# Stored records

..........

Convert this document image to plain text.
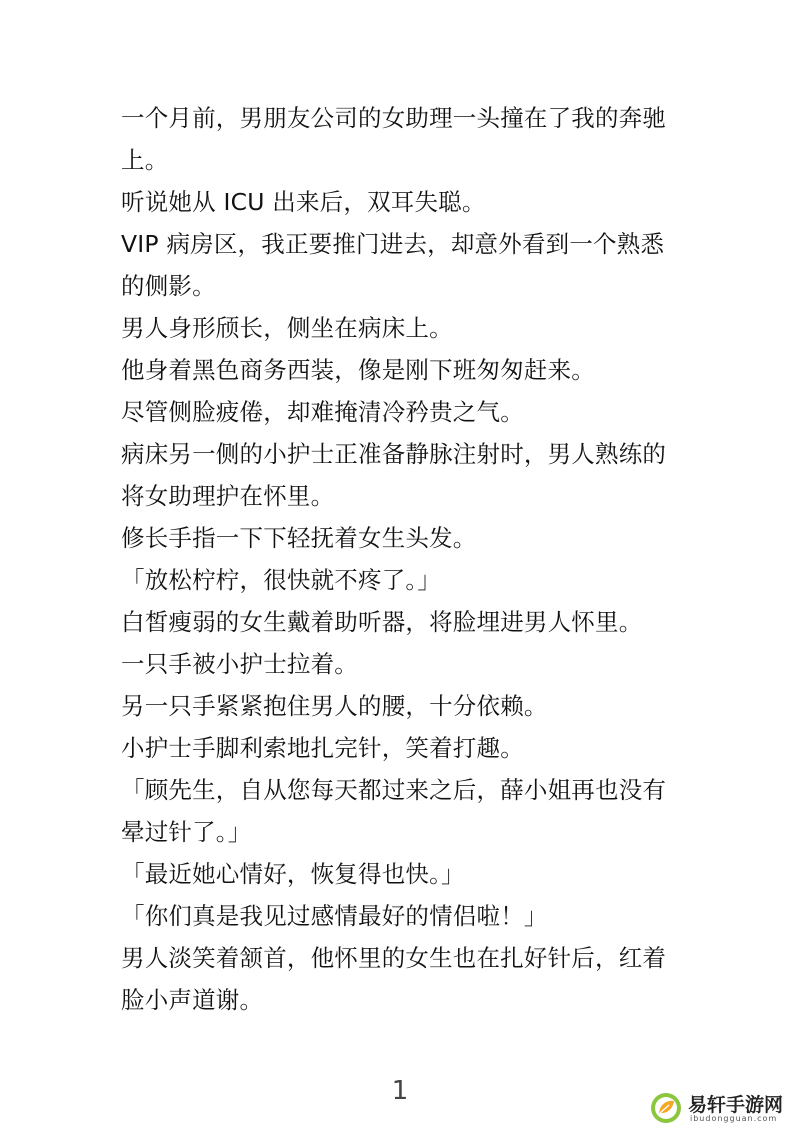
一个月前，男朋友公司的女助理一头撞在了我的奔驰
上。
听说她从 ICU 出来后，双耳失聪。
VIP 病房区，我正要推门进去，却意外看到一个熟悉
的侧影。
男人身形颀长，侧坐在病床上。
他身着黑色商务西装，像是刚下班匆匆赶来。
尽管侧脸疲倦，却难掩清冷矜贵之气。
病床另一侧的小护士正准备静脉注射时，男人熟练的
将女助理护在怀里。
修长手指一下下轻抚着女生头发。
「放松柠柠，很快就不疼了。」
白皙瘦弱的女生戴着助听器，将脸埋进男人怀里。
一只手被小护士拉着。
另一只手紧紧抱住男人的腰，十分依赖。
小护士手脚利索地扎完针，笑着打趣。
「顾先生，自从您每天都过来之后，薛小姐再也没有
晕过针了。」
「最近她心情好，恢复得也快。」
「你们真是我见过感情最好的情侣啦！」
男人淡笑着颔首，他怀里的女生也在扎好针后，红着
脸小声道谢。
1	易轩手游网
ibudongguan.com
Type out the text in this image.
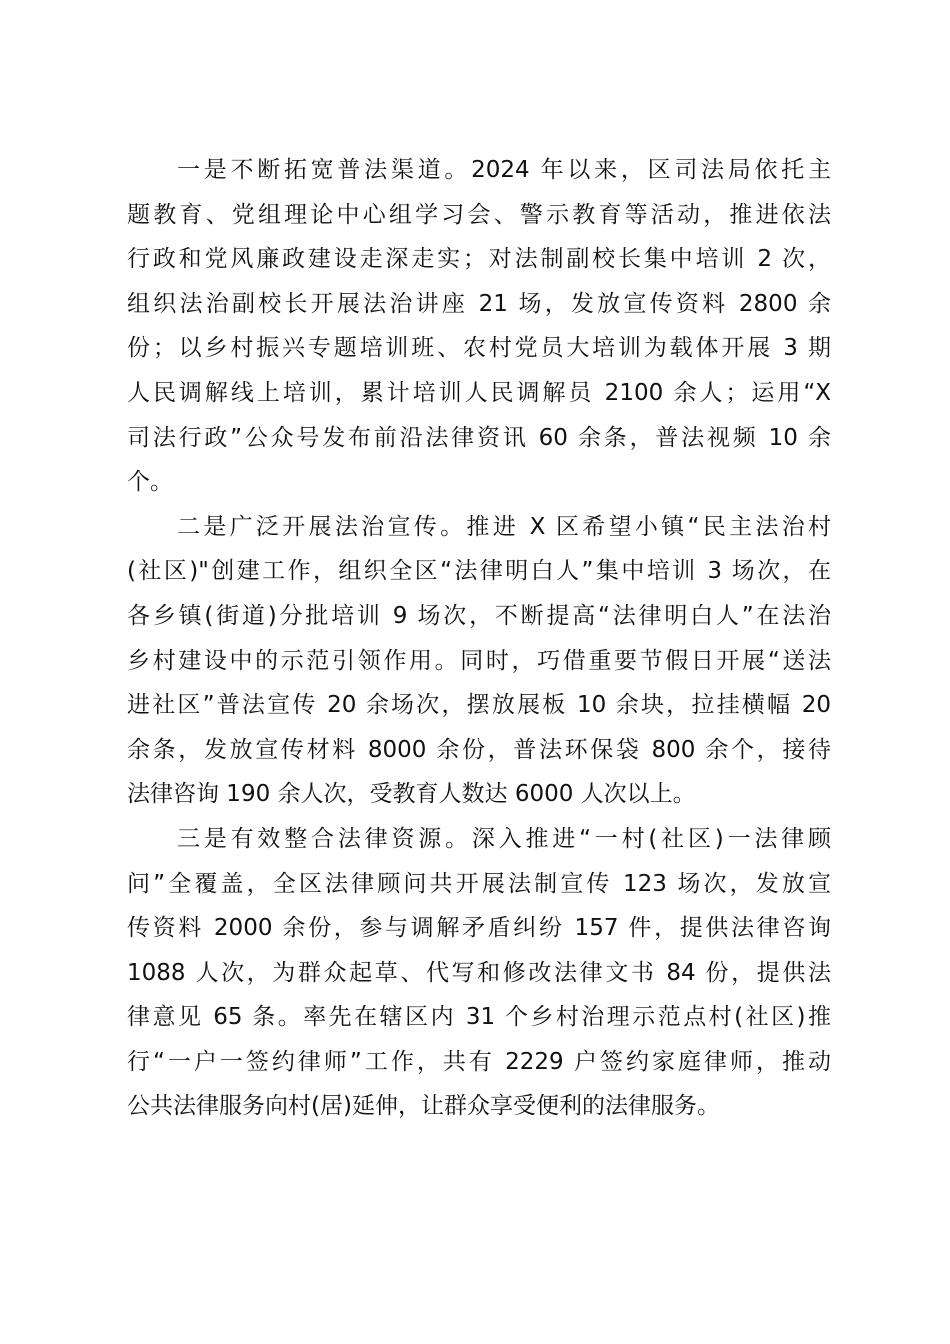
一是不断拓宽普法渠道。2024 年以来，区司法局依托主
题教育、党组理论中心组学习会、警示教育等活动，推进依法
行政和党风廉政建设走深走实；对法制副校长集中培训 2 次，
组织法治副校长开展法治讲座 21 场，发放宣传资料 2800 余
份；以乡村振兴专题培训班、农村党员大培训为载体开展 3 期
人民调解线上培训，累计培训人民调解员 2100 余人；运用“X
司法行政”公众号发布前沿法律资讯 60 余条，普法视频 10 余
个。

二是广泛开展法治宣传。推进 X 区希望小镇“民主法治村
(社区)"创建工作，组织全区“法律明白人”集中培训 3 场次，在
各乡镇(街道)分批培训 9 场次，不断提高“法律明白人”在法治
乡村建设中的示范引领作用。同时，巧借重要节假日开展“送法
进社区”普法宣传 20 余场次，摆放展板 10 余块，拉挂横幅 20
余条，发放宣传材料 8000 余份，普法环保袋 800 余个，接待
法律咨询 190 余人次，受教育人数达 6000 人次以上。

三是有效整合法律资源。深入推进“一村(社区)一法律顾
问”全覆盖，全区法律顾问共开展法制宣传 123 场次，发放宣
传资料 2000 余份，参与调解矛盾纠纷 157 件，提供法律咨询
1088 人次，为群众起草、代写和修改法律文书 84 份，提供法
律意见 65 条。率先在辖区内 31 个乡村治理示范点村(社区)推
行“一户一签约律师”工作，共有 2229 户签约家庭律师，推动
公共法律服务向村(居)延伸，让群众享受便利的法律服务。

..........

# What to work on
Look through the records and gather each line with the word "image".

# Complete output
Convert this document image to plain text.
Type out the text in this image.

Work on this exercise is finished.